Goal: Reproduce all of the material word for word.

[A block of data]
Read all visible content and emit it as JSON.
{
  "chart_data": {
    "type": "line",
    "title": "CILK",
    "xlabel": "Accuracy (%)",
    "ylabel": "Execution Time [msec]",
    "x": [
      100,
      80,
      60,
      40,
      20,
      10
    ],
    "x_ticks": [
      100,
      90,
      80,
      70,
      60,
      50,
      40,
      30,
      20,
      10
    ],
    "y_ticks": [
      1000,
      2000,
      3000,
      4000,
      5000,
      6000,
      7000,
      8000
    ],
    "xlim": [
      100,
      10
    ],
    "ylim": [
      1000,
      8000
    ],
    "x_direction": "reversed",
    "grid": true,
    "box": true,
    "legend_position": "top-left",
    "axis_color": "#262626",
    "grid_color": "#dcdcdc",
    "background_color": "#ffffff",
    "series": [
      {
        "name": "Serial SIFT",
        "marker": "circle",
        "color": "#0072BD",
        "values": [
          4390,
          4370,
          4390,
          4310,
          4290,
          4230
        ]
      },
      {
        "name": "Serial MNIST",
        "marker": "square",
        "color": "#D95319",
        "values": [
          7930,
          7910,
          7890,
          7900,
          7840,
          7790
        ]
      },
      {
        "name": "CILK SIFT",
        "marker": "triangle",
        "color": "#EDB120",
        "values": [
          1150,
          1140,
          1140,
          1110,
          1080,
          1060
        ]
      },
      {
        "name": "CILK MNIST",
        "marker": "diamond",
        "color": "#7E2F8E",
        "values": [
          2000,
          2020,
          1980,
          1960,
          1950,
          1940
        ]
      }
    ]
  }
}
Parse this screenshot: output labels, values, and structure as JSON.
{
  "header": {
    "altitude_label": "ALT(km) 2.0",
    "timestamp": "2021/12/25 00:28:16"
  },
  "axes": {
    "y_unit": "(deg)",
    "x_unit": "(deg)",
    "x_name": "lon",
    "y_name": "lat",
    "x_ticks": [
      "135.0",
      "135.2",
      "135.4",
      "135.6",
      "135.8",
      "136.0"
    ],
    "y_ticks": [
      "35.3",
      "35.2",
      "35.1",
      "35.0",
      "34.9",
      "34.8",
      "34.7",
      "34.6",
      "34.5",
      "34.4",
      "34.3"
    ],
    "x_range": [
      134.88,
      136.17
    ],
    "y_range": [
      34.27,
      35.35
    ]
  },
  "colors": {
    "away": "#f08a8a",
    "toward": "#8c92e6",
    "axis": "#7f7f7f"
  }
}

Reply to the task:
Read all visible content and emit it as JSON.
{
  "chart_data": {
    "type": "line",
    "title": "CILK",
    "xlabel": "Accuracy (%)",
    "ylabel": "Execution Time [msec]",
    "x": [
      100,
      80,
      60,
      40,
      20,
      10
    ],
    "x_ticks": [
      100,
      90,
      80,
      70,
      60,
      50,
      40,
      30,
      20,
      10
    ],
    "y_ticks": [
      1000,
      2000,
      3000,
      4000,
      5000,
      6000,
      7000,
      8000
    ],
    "xlim": [
      100,
      10
    ],
    "ylim": [
      1000,
      8000
    ],
    "x_direction": "reversed",
    "grid": true,
    "box": true,
    "legend_position": "top-left",
    "axis_color": "#262626",
    "grid_color": "#dcdcdc",
    "background_color": "#ffffff",
    "series": [
      {
        "name": "Serial SIFT",
        "marker": "circle",
        "color": "#0072BD",
        "values": [
          4390,
          4370,
          4390,
          4310,
          4290,
          4230
        ]
      },
      {
        "name": "Serial MNIST",
        "marker": "square",
        "color": "#D95319",
        "values": [
          7930,
          7910,
          7890,
          7900,
          7840,
          7790
        ]
      },
      {
        "name": "CILK SIFT",
        "marker": "triangle",
        "color": "#EDB120",
        "values": [
          1150,
          1140,
          1140,
          1110,
          1080,
          1060
        ]
      },
      {
        "name": "CILK MNIST",
        "marker": "diamond",
        "color": "#7E2F8E",
        "values": [
          2000,
          2020,
          1980,
          1960,
          1950,
          1940
        ]
      }
    ]
  }
}
Parse this screenshot: output labels, values, and structure as JSON.
{
  "header": {
    "altitude_label": "ALT(km) 2.0",
    "timestamp": "2021/12/25 00:28:16"
  },
  "axes": {
    "y_unit": "(deg)",
    "x_unit": "(deg)",
    "x_name": "lon",
    "y_name": "lat",
    "x_ticks": [
      "135.0",
      "135.2",
      "135.4",
      "135.6",
      "135.8",
      "136.0"
    ],
    "y_ticks": [
      "35.3",
      "35.2",
      "35.1",
      "35.0",
      "34.9",
      "34.8",
      "34.7",
      "34.6",
      "34.5",
      "34.4",
      "34.3"
    ],
    "x_range": [
      134.88,
      136.17
    ],
    "y_range": [
      34.27,
      35.35
    ]
  },
  "colors": {
    "away": "#f08a8a",
    "toward": "#8c92e6",
    "axis": "#7f7f7f"
  }
}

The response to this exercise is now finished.